Collected data entries:
start

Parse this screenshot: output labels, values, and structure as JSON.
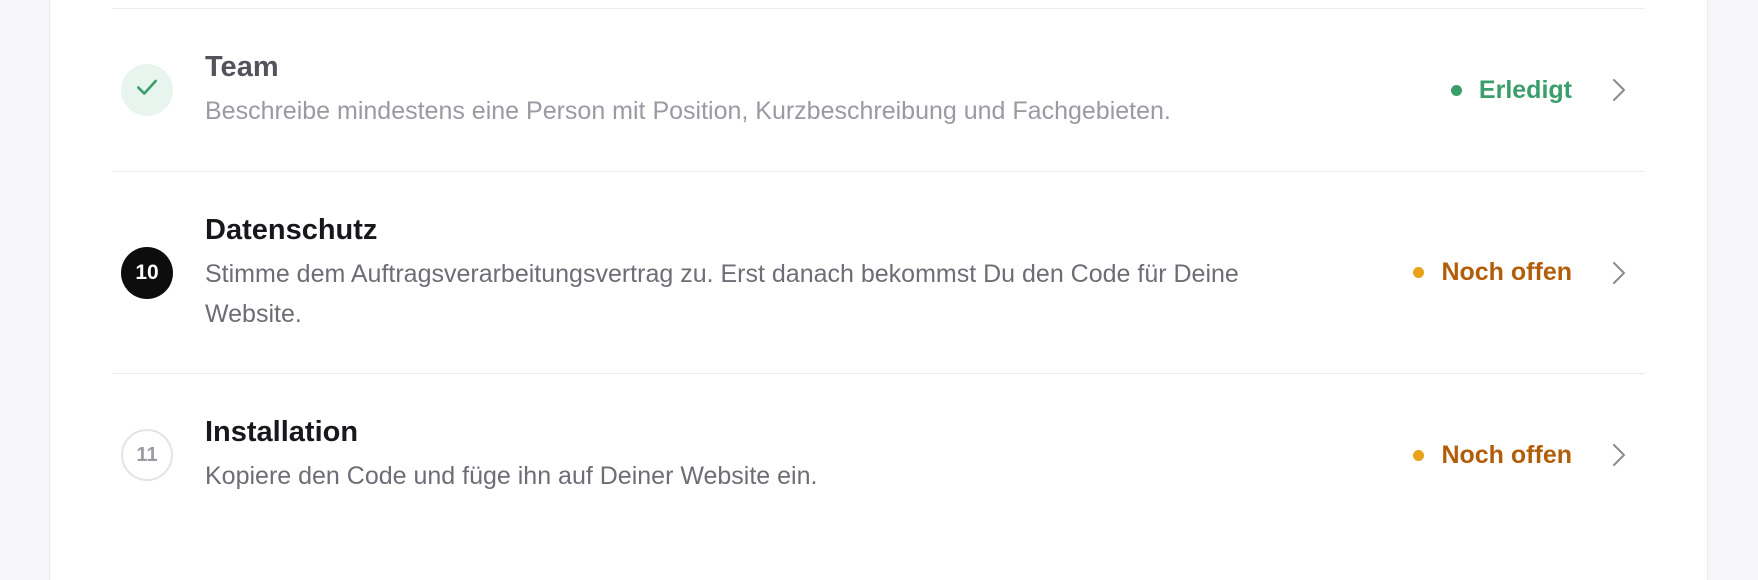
{
  "steps": [
    {
      "marker": "",
      "marker_icon": "check-icon",
      "state": "done",
      "title": "Team",
      "description": "Beschreibe mindestens eine Person mit Position, Kurzbeschreibung und Fachgebieten.",
      "status": "Erledigt",
      "status_color": "#3a9e6a"
    },
    {
      "marker": "10",
      "state": "current",
      "title": "Datenschutz",
      "description": "Stimme dem Auftragsverarbeitungsvertrag zu. Erst danach bekommst Du den Code für Deine Website.",
      "status": "Noch offen",
      "status_color": "#b25d09",
      "status_dot_color": "#e8a31a"
    },
    {
      "marker": "11",
      "state": "pending",
      "title": "Installation",
      "description": "Kopiere den Code und füge ihn auf Deiner Website ein.",
      "status": "Noch offen",
      "status_color": "#b25d09",
      "status_dot_color": "#e8a31a"
    }
  ],
  "colors": {
    "done_green": "#3a9e6a",
    "open_orange": "#b25d09",
    "open_dot": "#e8a31a"
  },
  "icons": {
    "check": "check-icon",
    "chevron": "chevron-right-icon"
  }
}
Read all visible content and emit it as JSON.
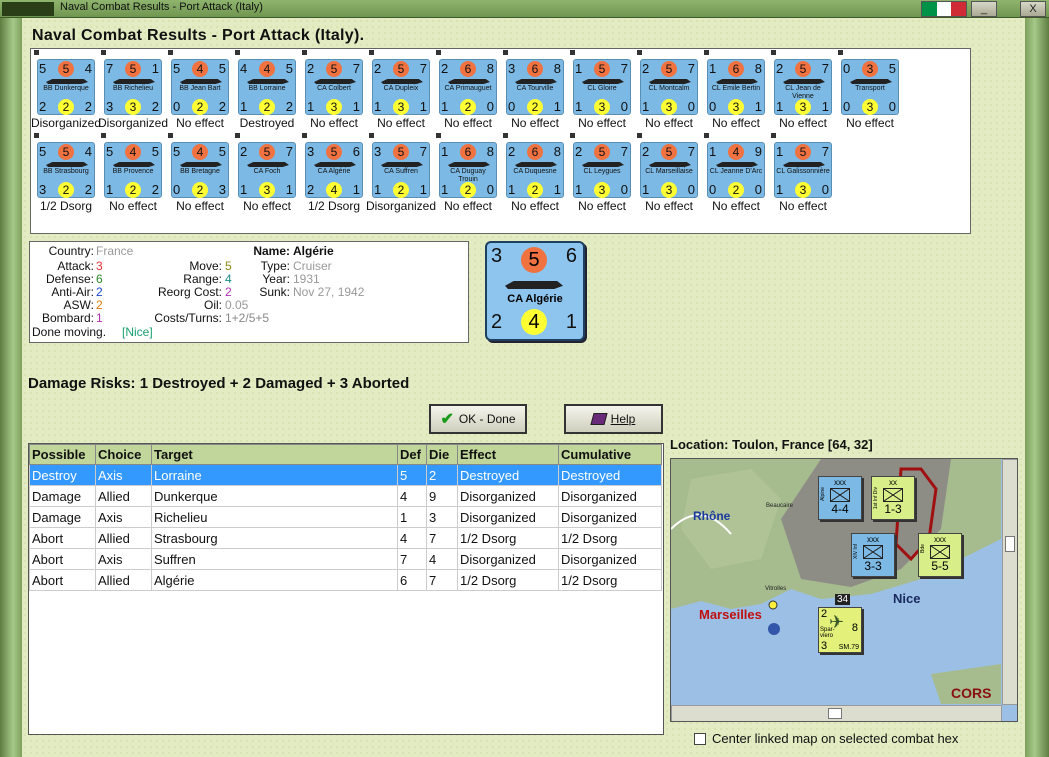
{
  "window": {
    "title": "Naval Combat Results - Port Attack (Italy)",
    "minimize_label": "_",
    "close_label": "X"
  },
  "flag_colors": [
    "#009246",
    "#ffffff",
    "#ce2b37"
  ],
  "header": {
    "title": "Naval Combat Results - Port Attack (Italy)."
  },
  "roster": [
    {
      "tl": "5",
      "atk": "5",
      "tr": "4",
      "name": "BB Dunkerque",
      "bl": "2",
      "def": "2",
      "br": "2",
      "result": "Disorganized"
    },
    {
      "tl": "7",
      "atk": "5",
      "tr": "1",
      "name": "BB Richelieu",
      "bl": "3",
      "def": "3",
      "br": "2",
      "result": "Disorganized"
    },
    {
      "tl": "5",
      "atk": "4",
      "tr": "5",
      "name": "BB Jean Bart",
      "bl": "0",
      "def": "2",
      "br": "2",
      "result": "No effect"
    },
    {
      "tl": "4",
      "atk": "4",
      "tr": "5",
      "name": "BB Lorraine",
      "bl": "1",
      "def": "2",
      "br": "2",
      "result": "Destroyed"
    },
    {
      "tl": "2",
      "atk": "5",
      "tr": "7",
      "name": "CA Colbert",
      "bl": "1",
      "def": "3",
      "br": "1",
      "result": "No effect"
    },
    {
      "tl": "2",
      "atk": "5",
      "tr": "7",
      "name": "CA Dupleix",
      "bl": "1",
      "def": "3",
      "br": "1",
      "result": "No effect"
    },
    {
      "tl": "2",
      "atk": "6",
      "tr": "8",
      "name": "CA Primauguet",
      "bl": "1",
      "def": "2",
      "br": "0",
      "result": "No effect"
    },
    {
      "tl": "3",
      "atk": "6",
      "tr": "8",
      "name": "CA Tourville",
      "bl": "0",
      "def": "2",
      "br": "1",
      "result": "No effect"
    },
    {
      "tl": "1",
      "atk": "5",
      "tr": "7",
      "name": "CL Gloire",
      "bl": "1",
      "def": "3",
      "br": "0",
      "result": "No effect"
    },
    {
      "tl": "2",
      "atk": "5",
      "tr": "7",
      "name": "CL Montcalm",
      "bl": "1",
      "def": "3",
      "br": "0",
      "result": "No effect"
    },
    {
      "tl": "1",
      "atk": "6",
      "tr": "8",
      "name": "CL Emile Bertin",
      "bl": "0",
      "def": "3",
      "br": "1",
      "result": "No effect"
    },
    {
      "tl": "2",
      "atk": "5",
      "tr": "7",
      "name": "CL Jean de Vienne",
      "bl": "1",
      "def": "3",
      "br": "1",
      "result": "No effect"
    },
    {
      "tl": "0",
      "atk": "3",
      "tr": "5",
      "name": "Transport",
      "bl": "0",
      "def": "3",
      "br": "0",
      "result": "No effect"
    },
    {
      "tl": "5",
      "atk": "5",
      "tr": "4",
      "name": "BB Strasbourg",
      "bl": "3",
      "def": "2",
      "br": "2",
      "result": "1/2 Dsorg"
    },
    {
      "tl": "5",
      "atk": "4",
      "tr": "5",
      "name": "BB Provence",
      "bl": "1",
      "def": "2",
      "br": "2",
      "result": "No effect"
    },
    {
      "tl": "5",
      "atk": "4",
      "tr": "5",
      "name": "BB Bretagne",
      "bl": "0",
      "def": "2",
      "br": "3",
      "result": "No effect"
    },
    {
      "tl": "2",
      "atk": "5",
      "tr": "7",
      "name": "CA Foch",
      "bl": "1",
      "def": "3",
      "br": "1",
      "result": "No effect"
    },
    {
      "tl": "3",
      "atk": "5",
      "tr": "6",
      "name": "CA Algérie",
      "bl": "2",
      "def": "4",
      "br": "1",
      "result": "1/2 Dsorg"
    },
    {
      "tl": "3",
      "atk": "5",
      "tr": "7",
      "name": "CA Suffren",
      "bl": "1",
      "def": "2",
      "br": "1",
      "result": "Disorganized"
    },
    {
      "tl": "1",
      "atk": "6",
      "tr": "8",
      "name": "CA Duguay Trouin",
      "bl": "1",
      "def": "2",
      "br": "0",
      "result": "No effect"
    },
    {
      "tl": "2",
      "atk": "6",
      "tr": "8",
      "name": "CA Duquesne",
      "bl": "1",
      "def": "2",
      "br": "1",
      "result": "No effect"
    },
    {
      "tl": "2",
      "atk": "5",
      "tr": "7",
      "name": "CL Leygues",
      "bl": "1",
      "def": "3",
      "br": "0",
      "result": "No effect"
    },
    {
      "tl": "2",
      "atk": "5",
      "tr": "7",
      "name": "CL Marseillaise",
      "bl": "1",
      "def": "3",
      "br": "0",
      "result": "No effect"
    },
    {
      "tl": "1",
      "atk": "4",
      "tr": "9",
      "name": "CL Jeanne D'Arc",
      "bl": "0",
      "def": "2",
      "br": "0",
      "result": "No effect"
    },
    {
      "tl": "1",
      "atk": "5",
      "tr": "7",
      "name": "CL Galissonnière",
      "bl": "1",
      "def": "3",
      "br": "0",
      "result": "No effect"
    }
  ],
  "info": {
    "country_label": "Country:",
    "country": "France",
    "attack_label": "Attack:",
    "attack": "3",
    "defense_label": "Defense:",
    "defense": "6",
    "antiair_label": "Anti-Air:",
    "antiair": "2",
    "asw_label": "ASW:",
    "asw": "2",
    "bombard_label": "Bombard:",
    "bombard": "1",
    "move_label": "Move:",
    "move": "5",
    "range_label": "Range:",
    "range": "4",
    "reorg_label": "Reorg Cost:",
    "reorg": "2",
    "oil_label": "Oil:",
    "oil": "0.05",
    "costs_label": "Costs/Turns:",
    "costs": "1+2/5+5",
    "name_label": "Name:",
    "name": "Algérie",
    "type_label": "Type:",
    "type": "Cruiser",
    "year_label": "Year:",
    "year": "1931",
    "sunk_label": "Sunk:",
    "sunk": "Nov 27, 1942",
    "done": "Done moving.",
    "nice": "[Nice]"
  },
  "big_counter": {
    "tl": "3",
    "atk": "5",
    "tr": "6",
    "name": "CA Algérie",
    "bl": "2",
    "def": "4",
    "br": "1"
  },
  "risks": "Damage Risks:  1 Destroyed + 2 Damaged + 3 Aborted",
  "buttons": {
    "ok": "OK - Done",
    "help": "Help"
  },
  "table": {
    "headers": [
      "Possible",
      "Choice",
      "Target",
      "Def",
      "Die",
      "Effect",
      "Cumulative"
    ],
    "rows": [
      [
        "Destroy",
        "Axis",
        "Lorraine",
        "5",
        "2",
        "Destroyed",
        "Destroyed"
      ],
      [
        "Damage",
        "Allied",
        "Dunkerque",
        "4",
        "9",
        "Disorganized",
        "Disorganized"
      ],
      [
        "Damage",
        "Axis",
        "Richelieu",
        "1",
        "3",
        "Disorganized",
        "Disorganized"
      ],
      [
        "Abort",
        "Allied",
        "Strasbourg",
        "4",
        "7",
        "1/2 Dsorg",
        "1/2 Dsorg"
      ],
      [
        "Abort",
        "Axis",
        "Suffren",
        "7",
        "4",
        "Disorganized",
        "Disorganized"
      ],
      [
        "Abort",
        "Allied",
        "Algérie",
        "6",
        "7",
        "1/2 Dsorg",
        "1/2 Dsorg"
      ]
    ]
  },
  "location": "Location:  Toulon, France [64, 32]",
  "map": {
    "labels": {
      "rhone": "Rhône",
      "marseilles": "Marseilles",
      "nice": "Nice",
      "corsica": "CORS",
      "beaucaire": "Beaucaire",
      "vitrolles": "Vitrolles",
      "hex34": "34"
    },
    "units": [
      {
        "size": "xxx",
        "name": "Alpine",
        "value": "4-4"
      },
      {
        "size": "xx",
        "name": "1st Inf Div",
        "value": "1-3"
      },
      {
        "size": "xxx",
        "name": "XIV Inf",
        "value": "3-3"
      },
      {
        "size": "xxx",
        "name": "Bde",
        "value": "5-5"
      }
    ],
    "air": {
      "tl": "2",
      "tr": "8",
      "bl": "3",
      "name": "Spar-viero",
      "br": "SM.79"
    }
  },
  "center_checkbox": "Center linked map on selected combat hex"
}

end

Objective » Where a line in the material above holds "JSON", copy that line.

Exercise response »
Parse this screenshot: output labels, values, and structure as JSON.
Read all visible content and emit it as JSON.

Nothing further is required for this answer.